Obtaining earned media for smaller and, even mid-sized, technology brands has become harder and harder to sustain in today’s media market. In a white paper we wrote a couple years back, we equated getting covered in TechCrunch to scaling Mt. Everest. It can be done, but it’s hard, and a lot of things have to go your way for you to succeed.

The reasons are pretty obvious: there are fewer journalists than ever, more brands are competing for editorial space, and social networks are stealing an increasingly larger share of brand advertising dollars from traditional media outlets.

Unless you happen to work for a global technology brands like Apple, Amazon or Google, getting the interest of journalists in any sustainable way is virtually impossible. In short, it’s a pretty dire situation for PR agencies and their SMB tech customers. But all is not doom and gloom. There are ways to offset the challenge posed by today’s earned media realities.

Sponsored content grows in popularity

With the loss of media outlets and increased competition for editorial space, many smaller and mid-level tech brands look to sponsored content as a way to keep a sustained media presence. The simple fact is a majority of SMB tech brands lack enough newsworthy stories to consistently break through the noise. Further proof of sponsored content’s growing popularity comes from the 2017 B2B Content Marketing report from Content Marketing Institute and MarketingProfs, which says that 41% of US B2B companies used sponsored content (including native advertising). That’s not to say you should jettison earned media. There are still many opportunities to grab your fair share of news coverage: product launches, company milestones, executive hires, geographic expansion, etc. They simply need to be part of a larger media strategy.

Sponsored content provides a way to get, and keep, your key messages in front of a highly-targeted audience. With any luck, you may see your earned media and sponsored content placed in the same media outlet, providing you with an even greater brand boost and stream of inbound web traffic.

Here’s one example of a kind of sponsored content is this press release on VentureBeat, which is purchased as part of a wire distribution package through Business Wire.

In short, with a fairly predictable cost, sponsored content gives you far more opportunities to get in front of a desirable audience than if you were to only pursue earned media. Granted, many will view a sponsored post differently than they would an actual article written by a journalist. That’s why it’s important to layer your earned media outreach with sponsored content rather than rely solely upon it.

Kinds of sponsored content vary

There are many kinds of sponsored content for companies to leverage. One approach is to have the media outlet produce content that fits your brand image. This should not be confused with an advertorial, which is content created by the brand (or its ad agency) and mimics editorial content but with a more pronounced sales pitch. Advertorials have a negative connotation in many consumers’ minds and are often viewed as more deceptive than other forms of sponsored content.

Some forms of sponsored content may go by the term of native advertising, which endeavors to provide content that mirrors the editorial content of the publisher, yet still has an overall thematic connection to the brand or its marketing campaign. Take the example of this article, Via an Island of Hope, a New Home, which was created for the New York Times by the outlet’s T Brand Studio group. It tells a story of immigration to America and the traditions of American hospitality on behalf of Airbnb, which provides a call-to-action at the very end. The story itself, however, is not laced with references to Airbnb and even functions 100% on its own.
- - - - - - -
• Exercise objective:
Extend the piece on sponsored content and earned media for technology brands, picking up right after its final sentence. The listing has nothing to do with this.

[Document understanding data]
- - - - - - -
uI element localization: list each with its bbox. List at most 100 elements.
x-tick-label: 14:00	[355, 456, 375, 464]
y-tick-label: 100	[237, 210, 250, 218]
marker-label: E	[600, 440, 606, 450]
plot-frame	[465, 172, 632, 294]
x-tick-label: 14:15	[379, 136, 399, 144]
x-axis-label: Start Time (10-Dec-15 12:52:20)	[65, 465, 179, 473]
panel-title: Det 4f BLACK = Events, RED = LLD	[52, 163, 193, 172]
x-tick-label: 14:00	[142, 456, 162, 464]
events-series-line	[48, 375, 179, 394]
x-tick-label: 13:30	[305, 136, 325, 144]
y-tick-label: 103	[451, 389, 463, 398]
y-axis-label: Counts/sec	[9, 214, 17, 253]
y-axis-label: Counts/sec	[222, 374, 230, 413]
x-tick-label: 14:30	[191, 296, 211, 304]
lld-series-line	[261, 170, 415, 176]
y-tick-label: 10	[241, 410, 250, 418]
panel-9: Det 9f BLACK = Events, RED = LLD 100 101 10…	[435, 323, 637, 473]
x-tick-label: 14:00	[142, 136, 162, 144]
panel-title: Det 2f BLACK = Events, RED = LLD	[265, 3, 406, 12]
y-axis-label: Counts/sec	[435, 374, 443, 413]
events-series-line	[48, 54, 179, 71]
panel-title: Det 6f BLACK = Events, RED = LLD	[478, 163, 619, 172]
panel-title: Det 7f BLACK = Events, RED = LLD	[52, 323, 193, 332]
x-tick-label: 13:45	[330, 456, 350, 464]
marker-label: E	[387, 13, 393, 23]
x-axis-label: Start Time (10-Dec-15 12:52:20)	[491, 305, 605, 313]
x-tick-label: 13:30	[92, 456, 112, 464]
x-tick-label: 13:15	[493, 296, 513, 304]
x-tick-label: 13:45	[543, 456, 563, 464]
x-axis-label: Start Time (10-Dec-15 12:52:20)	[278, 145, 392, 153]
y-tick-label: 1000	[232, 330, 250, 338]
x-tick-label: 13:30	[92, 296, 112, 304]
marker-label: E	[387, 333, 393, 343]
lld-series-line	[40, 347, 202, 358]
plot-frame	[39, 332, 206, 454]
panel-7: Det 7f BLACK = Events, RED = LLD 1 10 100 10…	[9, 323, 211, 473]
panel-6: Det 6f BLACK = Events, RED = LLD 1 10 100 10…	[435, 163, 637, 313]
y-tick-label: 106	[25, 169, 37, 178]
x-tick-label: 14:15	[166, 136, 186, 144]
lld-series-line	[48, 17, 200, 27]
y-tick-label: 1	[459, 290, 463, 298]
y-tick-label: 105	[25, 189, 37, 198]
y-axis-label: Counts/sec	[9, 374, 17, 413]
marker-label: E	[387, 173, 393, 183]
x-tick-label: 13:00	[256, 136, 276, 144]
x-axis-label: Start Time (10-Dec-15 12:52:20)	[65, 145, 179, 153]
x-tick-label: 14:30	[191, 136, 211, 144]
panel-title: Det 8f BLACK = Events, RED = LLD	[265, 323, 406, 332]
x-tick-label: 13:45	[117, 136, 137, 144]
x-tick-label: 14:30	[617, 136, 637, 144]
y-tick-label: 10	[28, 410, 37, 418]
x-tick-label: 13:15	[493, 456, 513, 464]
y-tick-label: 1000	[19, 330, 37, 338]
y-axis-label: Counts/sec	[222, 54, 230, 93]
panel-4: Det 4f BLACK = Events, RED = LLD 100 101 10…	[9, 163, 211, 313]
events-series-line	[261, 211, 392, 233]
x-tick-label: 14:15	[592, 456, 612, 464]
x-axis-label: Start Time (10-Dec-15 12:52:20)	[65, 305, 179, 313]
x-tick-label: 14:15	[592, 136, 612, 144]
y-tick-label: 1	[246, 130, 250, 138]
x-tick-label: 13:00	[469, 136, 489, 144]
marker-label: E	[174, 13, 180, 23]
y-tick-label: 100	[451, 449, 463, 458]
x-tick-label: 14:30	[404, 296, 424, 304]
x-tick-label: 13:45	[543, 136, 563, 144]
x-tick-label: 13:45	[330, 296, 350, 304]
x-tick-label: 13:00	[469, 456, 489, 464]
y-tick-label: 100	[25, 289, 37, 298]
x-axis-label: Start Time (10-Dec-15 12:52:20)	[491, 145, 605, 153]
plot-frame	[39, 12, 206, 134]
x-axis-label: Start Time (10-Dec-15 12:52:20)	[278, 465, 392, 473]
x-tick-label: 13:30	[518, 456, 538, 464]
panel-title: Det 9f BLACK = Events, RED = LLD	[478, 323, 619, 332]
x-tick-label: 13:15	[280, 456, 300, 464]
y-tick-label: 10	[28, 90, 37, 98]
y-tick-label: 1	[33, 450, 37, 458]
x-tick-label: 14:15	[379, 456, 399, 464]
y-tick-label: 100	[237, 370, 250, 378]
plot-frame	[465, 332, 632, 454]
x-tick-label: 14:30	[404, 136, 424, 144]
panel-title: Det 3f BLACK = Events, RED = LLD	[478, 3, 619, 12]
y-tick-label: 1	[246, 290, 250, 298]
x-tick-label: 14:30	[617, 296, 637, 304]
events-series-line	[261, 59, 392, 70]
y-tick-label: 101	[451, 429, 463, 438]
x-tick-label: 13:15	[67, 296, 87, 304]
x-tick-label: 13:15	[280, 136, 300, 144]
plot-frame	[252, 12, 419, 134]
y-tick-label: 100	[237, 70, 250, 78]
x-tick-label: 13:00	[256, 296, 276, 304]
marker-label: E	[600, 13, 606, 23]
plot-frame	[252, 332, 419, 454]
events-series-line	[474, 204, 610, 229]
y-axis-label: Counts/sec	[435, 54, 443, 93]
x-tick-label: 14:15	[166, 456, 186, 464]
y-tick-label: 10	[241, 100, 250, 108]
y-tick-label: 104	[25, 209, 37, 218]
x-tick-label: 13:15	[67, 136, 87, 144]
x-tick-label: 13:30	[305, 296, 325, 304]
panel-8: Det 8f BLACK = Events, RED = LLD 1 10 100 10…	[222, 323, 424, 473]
- - - - - - -
• Exercise response:
Having a story custom developed for you on the New York Times is not a luxury many SMB tech companies can afford. There are other, more affordable sponsored content options that offer practical ways to get your message in front of a highly targeted audience. For instance, we recently helped a client of ours that just launched a user experience research solution get an interview in an influential industry blog called Useful Usability (see below). It may not have the production value of a NYT native ad, but it provided our client with a chance to get in front of the very audience it hopes to reach.

Potential pay off

Chief among the benefits of sponsored content is that it’s highly measurable. Traffic originating from a sponsored post or native ad will show up on whatever analytics solution you employ to track your website traffic. You can easily determine the behavior of the inbound traffic: what pages (products / services) are most popular, how much time is spent on the website, how effective your site is at converting traffic into leads.

Sponsored content can also benefit your search engine optimization strategy. For those posts that are ‘permanent,’ it counts as a valuable and long-lasting backlink to your website from a relevant and undoubtedly highly-trafficked site. After all, even 2nd and 3rd tier content publishers generate a healthy amount of content or they wouldn’t be in business.

As a branding exercise, sponsored content excels at keeping your brand top-of-mind among your target audience. As mentioned before, most SMB tech companies find it challenging to have a constant stream of stories published in the news media. Sponsored content keeps your brand name front-and-center for a fairly predictable monthly fee.

A final benefit is that the traffic you generate from a sponsored post, especially one placed in a publication addressing an industry vertical, will more often consist of future potential leads. While not bottom-of-the-funnel leads, these are nonetheless leads that will be inclined to respond to future drip marketing campaigns.